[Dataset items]
================================

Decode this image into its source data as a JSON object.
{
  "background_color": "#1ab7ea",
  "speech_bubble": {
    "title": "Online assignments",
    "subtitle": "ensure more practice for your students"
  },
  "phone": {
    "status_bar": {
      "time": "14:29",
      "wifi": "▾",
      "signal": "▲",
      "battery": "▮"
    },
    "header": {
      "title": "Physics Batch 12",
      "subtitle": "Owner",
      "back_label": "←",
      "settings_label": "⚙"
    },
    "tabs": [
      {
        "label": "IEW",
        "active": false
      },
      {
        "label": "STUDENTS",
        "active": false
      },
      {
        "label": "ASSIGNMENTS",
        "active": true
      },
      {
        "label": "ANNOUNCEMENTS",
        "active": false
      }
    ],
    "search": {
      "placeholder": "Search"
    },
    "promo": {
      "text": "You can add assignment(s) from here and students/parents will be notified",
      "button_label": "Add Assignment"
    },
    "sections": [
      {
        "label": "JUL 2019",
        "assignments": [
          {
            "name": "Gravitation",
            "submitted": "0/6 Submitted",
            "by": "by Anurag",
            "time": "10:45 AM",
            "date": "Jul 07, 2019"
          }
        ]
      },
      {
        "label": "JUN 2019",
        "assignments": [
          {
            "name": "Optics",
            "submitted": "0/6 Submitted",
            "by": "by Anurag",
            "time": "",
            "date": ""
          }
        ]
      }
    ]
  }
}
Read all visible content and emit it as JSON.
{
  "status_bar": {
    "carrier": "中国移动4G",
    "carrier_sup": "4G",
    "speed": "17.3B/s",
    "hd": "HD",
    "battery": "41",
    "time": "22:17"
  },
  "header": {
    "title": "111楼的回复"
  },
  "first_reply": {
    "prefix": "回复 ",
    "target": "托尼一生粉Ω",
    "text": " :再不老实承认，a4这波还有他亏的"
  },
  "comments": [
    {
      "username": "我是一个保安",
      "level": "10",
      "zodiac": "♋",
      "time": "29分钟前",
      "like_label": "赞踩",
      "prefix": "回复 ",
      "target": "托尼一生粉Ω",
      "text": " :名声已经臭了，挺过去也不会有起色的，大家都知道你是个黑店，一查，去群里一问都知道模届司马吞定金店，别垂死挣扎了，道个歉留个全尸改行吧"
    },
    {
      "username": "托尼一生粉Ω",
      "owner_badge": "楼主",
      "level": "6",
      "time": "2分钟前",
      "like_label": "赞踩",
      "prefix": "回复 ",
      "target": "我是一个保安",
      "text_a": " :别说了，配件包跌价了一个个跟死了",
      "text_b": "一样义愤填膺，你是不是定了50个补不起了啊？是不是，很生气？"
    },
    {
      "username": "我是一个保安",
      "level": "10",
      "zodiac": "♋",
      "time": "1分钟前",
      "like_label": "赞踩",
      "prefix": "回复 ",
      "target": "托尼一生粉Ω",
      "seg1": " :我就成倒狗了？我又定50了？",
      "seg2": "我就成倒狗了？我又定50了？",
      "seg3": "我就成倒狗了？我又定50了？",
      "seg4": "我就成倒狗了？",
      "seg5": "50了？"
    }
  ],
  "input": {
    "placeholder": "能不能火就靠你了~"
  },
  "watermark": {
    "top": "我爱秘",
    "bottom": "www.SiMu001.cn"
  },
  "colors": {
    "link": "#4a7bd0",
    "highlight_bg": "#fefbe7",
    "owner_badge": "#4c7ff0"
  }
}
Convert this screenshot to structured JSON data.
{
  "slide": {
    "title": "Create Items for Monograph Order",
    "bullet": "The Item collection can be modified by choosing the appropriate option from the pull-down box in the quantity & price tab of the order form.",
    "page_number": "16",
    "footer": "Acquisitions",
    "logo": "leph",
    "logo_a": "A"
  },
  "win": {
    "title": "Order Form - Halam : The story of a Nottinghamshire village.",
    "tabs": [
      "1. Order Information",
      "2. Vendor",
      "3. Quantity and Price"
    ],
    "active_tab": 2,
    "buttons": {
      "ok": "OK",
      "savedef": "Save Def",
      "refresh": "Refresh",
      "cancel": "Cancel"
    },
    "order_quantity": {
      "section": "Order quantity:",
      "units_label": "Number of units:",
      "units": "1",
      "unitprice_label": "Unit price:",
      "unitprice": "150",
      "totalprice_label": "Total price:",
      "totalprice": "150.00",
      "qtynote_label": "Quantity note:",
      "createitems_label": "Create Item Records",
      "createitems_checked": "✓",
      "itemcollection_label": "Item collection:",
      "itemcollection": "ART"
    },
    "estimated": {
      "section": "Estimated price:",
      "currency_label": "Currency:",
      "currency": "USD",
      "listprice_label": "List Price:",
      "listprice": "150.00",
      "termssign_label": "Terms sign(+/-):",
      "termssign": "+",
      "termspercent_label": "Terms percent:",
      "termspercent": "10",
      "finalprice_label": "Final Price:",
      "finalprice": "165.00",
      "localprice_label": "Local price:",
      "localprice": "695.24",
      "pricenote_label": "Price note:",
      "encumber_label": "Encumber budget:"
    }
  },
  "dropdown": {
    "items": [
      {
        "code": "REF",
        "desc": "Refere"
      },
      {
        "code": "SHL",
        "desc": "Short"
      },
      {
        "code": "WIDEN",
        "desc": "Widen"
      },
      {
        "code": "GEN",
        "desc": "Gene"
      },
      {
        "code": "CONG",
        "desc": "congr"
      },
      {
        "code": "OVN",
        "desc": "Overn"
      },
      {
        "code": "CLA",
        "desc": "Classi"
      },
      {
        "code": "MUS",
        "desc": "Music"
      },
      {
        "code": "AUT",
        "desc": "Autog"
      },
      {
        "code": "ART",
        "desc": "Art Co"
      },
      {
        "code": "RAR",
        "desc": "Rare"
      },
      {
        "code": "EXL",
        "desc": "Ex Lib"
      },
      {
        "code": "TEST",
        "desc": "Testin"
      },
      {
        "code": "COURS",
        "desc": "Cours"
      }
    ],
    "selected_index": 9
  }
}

================================

▸ WHAT YOU SHOULD DO: Show every line of the records above that contains the word "subtitle".

▸ CORRECT OUTPUT:
    "subtitle": "ensure more practice for your students"
      "subtitle": "Owner",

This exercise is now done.